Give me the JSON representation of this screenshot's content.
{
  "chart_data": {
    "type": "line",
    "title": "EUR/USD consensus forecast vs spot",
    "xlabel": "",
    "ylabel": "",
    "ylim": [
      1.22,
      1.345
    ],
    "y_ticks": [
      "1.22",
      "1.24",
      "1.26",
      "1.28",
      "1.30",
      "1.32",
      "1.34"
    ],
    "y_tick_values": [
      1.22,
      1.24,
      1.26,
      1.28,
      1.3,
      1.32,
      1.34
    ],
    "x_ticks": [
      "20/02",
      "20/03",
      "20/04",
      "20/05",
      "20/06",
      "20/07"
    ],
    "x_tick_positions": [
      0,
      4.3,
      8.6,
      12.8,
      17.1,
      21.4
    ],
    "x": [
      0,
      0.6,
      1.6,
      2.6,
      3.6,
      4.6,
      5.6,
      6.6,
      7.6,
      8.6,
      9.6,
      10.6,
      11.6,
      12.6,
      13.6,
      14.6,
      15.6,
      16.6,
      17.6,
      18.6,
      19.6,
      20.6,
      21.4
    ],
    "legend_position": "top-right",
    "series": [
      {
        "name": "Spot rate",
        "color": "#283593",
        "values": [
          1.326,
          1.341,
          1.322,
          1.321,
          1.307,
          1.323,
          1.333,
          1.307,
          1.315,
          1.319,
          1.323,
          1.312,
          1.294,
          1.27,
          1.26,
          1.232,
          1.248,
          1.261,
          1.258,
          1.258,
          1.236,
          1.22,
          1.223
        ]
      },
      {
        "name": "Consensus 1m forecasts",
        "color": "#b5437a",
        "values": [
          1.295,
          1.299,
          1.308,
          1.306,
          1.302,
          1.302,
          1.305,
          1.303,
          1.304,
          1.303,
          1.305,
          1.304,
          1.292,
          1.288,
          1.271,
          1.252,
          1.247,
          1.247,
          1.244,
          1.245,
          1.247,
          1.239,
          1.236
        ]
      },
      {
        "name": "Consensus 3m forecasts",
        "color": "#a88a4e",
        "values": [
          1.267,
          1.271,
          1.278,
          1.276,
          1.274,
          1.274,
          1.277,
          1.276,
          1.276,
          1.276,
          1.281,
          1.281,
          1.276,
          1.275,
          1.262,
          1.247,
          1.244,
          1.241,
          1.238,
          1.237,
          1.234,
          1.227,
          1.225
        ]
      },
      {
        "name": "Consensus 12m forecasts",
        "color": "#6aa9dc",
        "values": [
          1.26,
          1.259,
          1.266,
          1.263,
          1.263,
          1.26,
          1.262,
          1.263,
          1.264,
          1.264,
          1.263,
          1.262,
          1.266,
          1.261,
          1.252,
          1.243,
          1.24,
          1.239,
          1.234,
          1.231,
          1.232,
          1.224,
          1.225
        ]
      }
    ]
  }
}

══════

• What is required: Give back the whole listing exactly as it reads.

• Answer to the problem:
Give me the JSON representation of this screenshot's content.
{
  "chart_data": {
    "type": "line",
    "title": "EUR/USD consensus forecast vs spot",
    "xlabel": "",
    "ylabel": "",
    "ylim": [
      1.22,
      1.345
    ],
    "y_ticks": [
      "1.22",
      "1.24",
      "1.26",
      "1.28",
      "1.30",
      "1.32",
      "1.34"
    ],
    "y_tick_values": [
      1.22,
      1.24,
      1.26,
      1.28,
      1.3,
      1.32,
      1.34
    ],
    "x_ticks": [
      "20/02",
      "20/03",
      "20/04",
      "20/05",
      "20/06",
      "20/07"
    ],
    "x_tick_positions": [
      0,
      4.3,
      8.6,
      12.8,
      17.1,
      21.4
    ],
    "x": [
      0,
      0.6,
      1.6,
      2.6,
      3.6,
      4.6,
      5.6,
      6.6,
      7.6,
      8.6,
      9.6,
      10.6,
      11.6,
      12.6,
      13.6,
      14.6,
      15.6,
      16.6,
      17.6,
      18.6,
      19.6,
      20.6,
      21.4
    ],
    "legend_position": "top-right",
    "series": [
      {
        "name": "Spot rate",
        "color": "#283593",
        "values": [
          1.326,
          1.341,
          1.322,
          1.321,
          1.307,
          1.323,
          1.333,
          1.307,
          1.315,
          1.319,
          1.323,
          1.312,
          1.294,
          1.27,
          1.26,
          1.232,
          1.248,
          1.261,
          1.258,
          1.258,
          1.236,
          1.22,
          1.223
        ]
      },
      {
        "name": "Consensus 1m forecasts",
        "color": "#b5437a",
        "values": [
          1.295,
          1.299,
          1.308,
          1.306,
          1.302,
          1.302,
          1.305,
          1.303,
          1.304,
          1.303,
          1.305,
          1.304,
          1.292,
          1.288,
          1.271,
          1.252,
          1.247,
          1.247,
          1.244,
          1.245,
          1.247,
          1.239,
          1.236
        ]
      },
      {
        "name": "Consensus 3m forecasts",
        "color": "#a88a4e",
        "values": [
          1.267,
          1.271,
          1.278,
          1.276,
          1.274,
          1.274,
          1.277,
          1.276,
          1.276,
          1.276,
          1.281,
          1.281,
          1.276,
          1.275,
          1.262,
          1.247,
          1.244,
          1.241,
          1.238,
          1.237,
          1.234,
          1.227,
          1.225
        ]
      },
      {
        "name": "Consensus 12m forecasts",
        "color": "#6aa9dc",
        "values": [
          1.26,
          1.259,
          1.266,
          1.263,
          1.263,
          1.26,
          1.262,
          1.263,
          1.264,
          1.264,
          1.263,
          1.262,
          1.266,
          1.261,
          1.252,
          1.243,
          1.24,
          1.239,
          1.234,
          1.231,
          1.232,
          1.224,
          1.225
        ]
      }
    ]
  }
}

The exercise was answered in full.